▶ _Dataset content_:
- - -
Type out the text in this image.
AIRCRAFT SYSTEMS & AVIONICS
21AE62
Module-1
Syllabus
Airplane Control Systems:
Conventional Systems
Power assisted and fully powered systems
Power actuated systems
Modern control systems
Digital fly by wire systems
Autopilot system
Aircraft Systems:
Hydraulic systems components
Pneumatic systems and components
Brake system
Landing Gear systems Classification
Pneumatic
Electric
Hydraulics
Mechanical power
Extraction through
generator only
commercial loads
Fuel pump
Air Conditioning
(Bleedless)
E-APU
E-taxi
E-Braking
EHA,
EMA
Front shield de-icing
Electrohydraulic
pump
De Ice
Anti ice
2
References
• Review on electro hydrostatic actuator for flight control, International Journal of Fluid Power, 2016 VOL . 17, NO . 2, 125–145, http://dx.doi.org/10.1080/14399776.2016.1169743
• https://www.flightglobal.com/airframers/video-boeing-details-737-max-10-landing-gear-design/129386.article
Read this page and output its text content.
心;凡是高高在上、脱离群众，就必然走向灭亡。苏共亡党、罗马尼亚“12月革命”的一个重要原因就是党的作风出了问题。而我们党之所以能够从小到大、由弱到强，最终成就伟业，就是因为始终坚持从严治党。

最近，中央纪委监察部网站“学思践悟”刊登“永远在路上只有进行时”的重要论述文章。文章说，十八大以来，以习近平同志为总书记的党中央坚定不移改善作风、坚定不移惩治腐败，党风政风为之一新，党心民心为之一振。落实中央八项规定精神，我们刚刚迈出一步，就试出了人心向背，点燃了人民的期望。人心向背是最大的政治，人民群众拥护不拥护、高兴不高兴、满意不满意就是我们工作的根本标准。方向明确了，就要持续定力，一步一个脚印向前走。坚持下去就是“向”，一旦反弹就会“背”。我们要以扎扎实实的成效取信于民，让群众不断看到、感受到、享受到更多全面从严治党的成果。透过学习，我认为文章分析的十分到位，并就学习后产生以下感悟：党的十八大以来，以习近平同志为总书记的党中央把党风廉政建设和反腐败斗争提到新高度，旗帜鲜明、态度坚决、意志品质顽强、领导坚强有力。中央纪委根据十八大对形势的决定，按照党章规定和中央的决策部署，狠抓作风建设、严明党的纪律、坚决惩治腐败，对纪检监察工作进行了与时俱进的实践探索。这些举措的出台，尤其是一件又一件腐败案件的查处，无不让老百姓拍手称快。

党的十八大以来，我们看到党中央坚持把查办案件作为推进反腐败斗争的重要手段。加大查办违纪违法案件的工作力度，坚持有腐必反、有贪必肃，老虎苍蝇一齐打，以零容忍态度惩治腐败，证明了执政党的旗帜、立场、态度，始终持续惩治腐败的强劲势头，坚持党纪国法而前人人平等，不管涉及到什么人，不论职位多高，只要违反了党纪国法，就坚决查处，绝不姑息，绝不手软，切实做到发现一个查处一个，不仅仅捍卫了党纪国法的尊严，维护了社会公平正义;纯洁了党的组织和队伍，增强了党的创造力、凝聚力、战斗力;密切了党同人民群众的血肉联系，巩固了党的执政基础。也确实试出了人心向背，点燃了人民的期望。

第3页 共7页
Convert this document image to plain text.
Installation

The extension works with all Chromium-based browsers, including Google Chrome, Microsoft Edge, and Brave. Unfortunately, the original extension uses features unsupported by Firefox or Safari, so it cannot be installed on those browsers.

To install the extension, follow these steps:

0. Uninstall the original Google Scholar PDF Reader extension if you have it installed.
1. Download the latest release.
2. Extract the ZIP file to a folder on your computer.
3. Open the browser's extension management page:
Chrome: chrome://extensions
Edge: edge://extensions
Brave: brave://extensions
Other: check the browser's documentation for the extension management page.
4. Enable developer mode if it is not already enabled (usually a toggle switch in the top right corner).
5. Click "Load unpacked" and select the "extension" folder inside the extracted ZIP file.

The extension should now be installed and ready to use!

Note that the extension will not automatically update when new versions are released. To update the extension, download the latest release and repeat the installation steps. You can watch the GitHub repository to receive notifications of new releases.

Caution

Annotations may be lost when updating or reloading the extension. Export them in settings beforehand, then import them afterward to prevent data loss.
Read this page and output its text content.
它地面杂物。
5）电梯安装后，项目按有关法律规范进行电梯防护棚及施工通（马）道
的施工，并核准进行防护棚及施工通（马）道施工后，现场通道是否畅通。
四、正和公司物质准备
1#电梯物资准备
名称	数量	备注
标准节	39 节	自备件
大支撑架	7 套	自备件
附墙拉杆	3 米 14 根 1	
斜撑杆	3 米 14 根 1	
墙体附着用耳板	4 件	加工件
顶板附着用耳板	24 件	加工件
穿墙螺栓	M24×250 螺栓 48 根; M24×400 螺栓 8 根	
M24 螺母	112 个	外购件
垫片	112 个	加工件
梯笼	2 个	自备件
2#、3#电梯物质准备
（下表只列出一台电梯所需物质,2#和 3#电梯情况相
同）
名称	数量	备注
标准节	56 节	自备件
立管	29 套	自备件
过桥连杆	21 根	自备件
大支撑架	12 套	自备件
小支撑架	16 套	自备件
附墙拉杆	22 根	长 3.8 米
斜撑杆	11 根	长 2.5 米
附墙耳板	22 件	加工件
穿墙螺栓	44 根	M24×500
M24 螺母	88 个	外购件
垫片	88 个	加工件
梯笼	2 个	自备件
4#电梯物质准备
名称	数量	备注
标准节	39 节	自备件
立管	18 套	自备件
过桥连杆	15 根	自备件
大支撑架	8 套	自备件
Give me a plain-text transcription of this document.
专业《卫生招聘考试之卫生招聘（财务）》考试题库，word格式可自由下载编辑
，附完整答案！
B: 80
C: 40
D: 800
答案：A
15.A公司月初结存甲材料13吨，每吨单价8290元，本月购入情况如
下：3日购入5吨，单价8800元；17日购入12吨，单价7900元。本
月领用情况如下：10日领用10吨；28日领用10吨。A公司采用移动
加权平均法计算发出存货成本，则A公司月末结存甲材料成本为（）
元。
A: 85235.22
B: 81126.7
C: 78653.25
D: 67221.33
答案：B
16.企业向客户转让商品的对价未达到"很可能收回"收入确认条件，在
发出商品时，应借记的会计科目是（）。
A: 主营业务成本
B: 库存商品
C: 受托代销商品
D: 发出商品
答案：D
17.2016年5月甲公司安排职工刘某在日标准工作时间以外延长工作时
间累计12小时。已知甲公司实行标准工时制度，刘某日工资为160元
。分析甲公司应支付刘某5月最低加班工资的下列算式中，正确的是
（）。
- - -
Output the records verbatim, from the first line to the last.

Type out the text in this image.
AIRCRAFT SYSTEMS & AVIONICS
21AE62
Module-1
Syllabus
Airplane Control Systems:
Conventional Systems
Power assisted and fully powered systems
Power actuated systems
Modern control systems
Digital fly by wire systems
Autopilot system
Aircraft Systems:
Hydraulic systems components
Pneumatic systems and components
Brake system
Landing Gear systems Classification
Pneumatic
Electric
Hydraulics
Mechanical power
Extraction through
generator only
commercial loads
Fuel pump
Air Conditioning
(Bleedless)
E-APU
E-taxi
E-Braking
EHA,
EMA
Front shield de-icing
Electrohydraulic
pump
De Ice
Anti ice
2
References
• Review on electro hydrostatic actuator for flight control, International Journal of Fluid Power, 2016 VOL . 17, NO . 2, 125–145, http://dx.doi.org/10.1080/14399776.2016.1169743
• https://www.flightglobal.com/airframers/video-boeing-details-737-max-10-landing-gear-design/129386.article
Read this page and output its text content.
心;凡是高高在上、脱离群众，就必然走向灭亡。苏共亡党、罗马尼亚“12月革命”的一个重要原因就是党的作风出了问题。而我们党之所以能够从小到大、由弱到强，最终成就伟业，就是因为始终坚持从严治党。

最近，中央纪委监察部网站“学思践悟”刊登“永远在路上只有进行时”的重要论述文章。文章说，十八大以来，以习近平同志为总书记的党中央坚定不移改善作风、坚定不移惩治腐败，党风政风为之一新，党心民心为之一振。落实中央八项规定精神，我们刚刚迈出一步，就试出了人心向背，点燃了人民的期望。人心向背是最大的政治，人民群众拥护不拥护、高兴不高兴、满意不满意就是我们工作的根本标准。方向明确了，就要持续定力，一步一个脚印向前走。坚持下去就是“向”，一旦反弹就会“背”。我们要以扎扎实实的成效取信于民，让群众不断看到、感受到、享受到更多全面从严治党的成果。透过学习，我认为文章分析的十分到位，并就学习后产生以下感悟：党的十八大以来，以习近平同志为总书记的党中央把党风廉政建设和反腐败斗争提到新高度，旗帜鲜明、态度坚决、意志品质顽强、领导坚强有力。中央纪委根据十八大对形势的决定，按照党章规定和中央的决策部署，狠抓作风建设、严明党的纪律、坚决惩治腐败，对纪检监察工作进行了与时俱进的实践探索。这些举措的出台，尤其是一件又一件腐败案件的查处，无不让老百姓拍手称快。

党的十八大以来，我们看到党中央坚持把查办案件作为推进反腐败斗争的重要手段。加大查办违纪违法案件的工作力度，坚持有腐必反、有贪必肃，老虎苍蝇一齐打，以零容忍态度惩治腐败，证明了执政党的旗帜、立场、态度，始终持续惩治腐败的强劲势头，坚持党纪国法而前人人平等，不管涉及到什么人，不论职位多高，只要违反了党纪国法，就坚决查处，绝不姑息，绝不手软，切实做到发现一个查处一个，不仅仅捍卫了党纪国法的尊严，维护了社会公平正义;纯洁了党的组织和队伍，增强了党的创造力、凝聚力、战斗力;密切了党同人民群众的血肉联系，巩固了党的执政基础。也确实试出了人心向背，点燃了人民的期望。

第3页 共7页
Convert this document image to plain text.
Installation

The extension works with all Chromium-based browsers, including Google Chrome, Microsoft Edge, and Brave. Unfortunately, the original extension uses features unsupported by Firefox or Safari, so it cannot be installed on those browsers.

To install the extension, follow these steps:

0. Uninstall the original Google Scholar PDF Reader extension if you have it installed.
1. Download the latest release.
2. Extract the ZIP file to a folder on your computer.
3. Open the browser's extension management page:
Chrome: chrome://extensions
Edge: edge://extensions
Brave: brave://extensions
Other: check the browser's documentation for the extension management page.
4. Enable developer mode if it is not already enabled (usually a toggle switch in the top right corner).
5. Click "Load unpacked" and select the "extension" folder inside the extracted ZIP file.

The extension should now be installed and ready to use!

Note that the extension will not automatically update when new versions are released. To update the extension, download the latest release and repeat the installation steps. You can watch the GitHub repository to receive notifications of new releases.

Caution

Annotations may be lost when updating or reloading the extension. Export them in settings beforehand, then import them afterward to prevent data loss.
Read this page and output its text content.
它地面杂物。
5）电梯安装后，项目按有关法律规范进行电梯防护棚及施工通（马）道
的施工，并核准进行防护棚及施工通（马）道施工后，现场通道是否畅通。
四、正和公司物质准备
1#电梯物资准备
名称	数量	备注
标准节	39 节	自备件
大支撑架	7 套	自备件
附墙拉杆	3 米 14 根 1	
斜撑杆	3 米 14 根 1	
墙体附着用耳板	4 件	加工件
顶板附着用耳板	24 件	加工件
穿墙螺栓	M24×250 螺栓 48 根; M24×400 螺栓 8 根	
M24 螺母	112 个	外购件
垫片	112 个	加工件
梯笼	2 个	自备件
2#、3#电梯物质准备
（下表只列出一台电梯所需物质,2#和 3#电梯情况相
同）
名称	数量	备注
标准节	56 节	自备件
立管	29 套	自备件
过桥连杆	21 根	自备件
大支撑架	12 套	自备件
小支撑架	16 套	自备件
附墙拉杆	22 根	长 3.8 米
斜撑杆	11 根	长 2.5 米
附墙耳板	22 件	加工件
穿墙螺栓	44 根	M24×500
M24 螺母	88 个	外购件
垫片	88 个	加工件
梯笼	2 个	自备件
4#电梯物质准备
名称	数量	备注
标准节	39 节	自备件
立管	18 套	自备件
过桥连杆	15 根	自备件
大支撑架	8 套	自备件
Give me a plain-text transcription of this document.
专业《卫生招聘考试之卫生招聘（财务）》考试题库，word格式可自由下载编辑
，附完整答案！
B: 80
C: 40
D: 800
答案：A
15.A公司月初结存甲材料13吨，每吨单价8290元，本月购入情况如
下：3日购入5吨，单价8800元；17日购入12吨，单价7900元。本
月领用情况如下：10日领用10吨；28日领用10吨。A公司采用移动
加权平均法计算发出存货成本，则A公司月末结存甲材料成本为（）
元。
A: 85235.22
B: 81126.7
C: 78653.25
D: 67221.33
答案：B
16.企业向客户转让商品的对价未达到"很可能收回"收入确认条件，在
发出商品时，应借记的会计科目是（）。
A: 主营业务成本
B: 库存商品
C: 受托代销商品
D: 发出商品
答案：D
17.2016年5月甲公司安排职工刘某在日标准工作时间以外延长工作时
间累计12小时。已知甲公司实行标准工时制度，刘某日工资为160元
。分析甲公司应支付刘某5月最低加班工资的下列算式中，正确的是
（）。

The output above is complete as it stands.